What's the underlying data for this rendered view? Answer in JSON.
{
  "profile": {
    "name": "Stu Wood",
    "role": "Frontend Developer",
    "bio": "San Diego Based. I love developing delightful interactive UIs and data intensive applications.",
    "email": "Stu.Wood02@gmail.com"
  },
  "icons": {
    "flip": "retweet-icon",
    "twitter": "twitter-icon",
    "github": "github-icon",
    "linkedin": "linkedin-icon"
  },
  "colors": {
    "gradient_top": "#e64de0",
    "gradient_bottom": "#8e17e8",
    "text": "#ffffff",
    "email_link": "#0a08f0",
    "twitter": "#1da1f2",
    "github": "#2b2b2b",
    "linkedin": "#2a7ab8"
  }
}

=-=-=

Set task: Across the entries, how many lines contain "data"? Reply with the number only.

Finished exercise: 2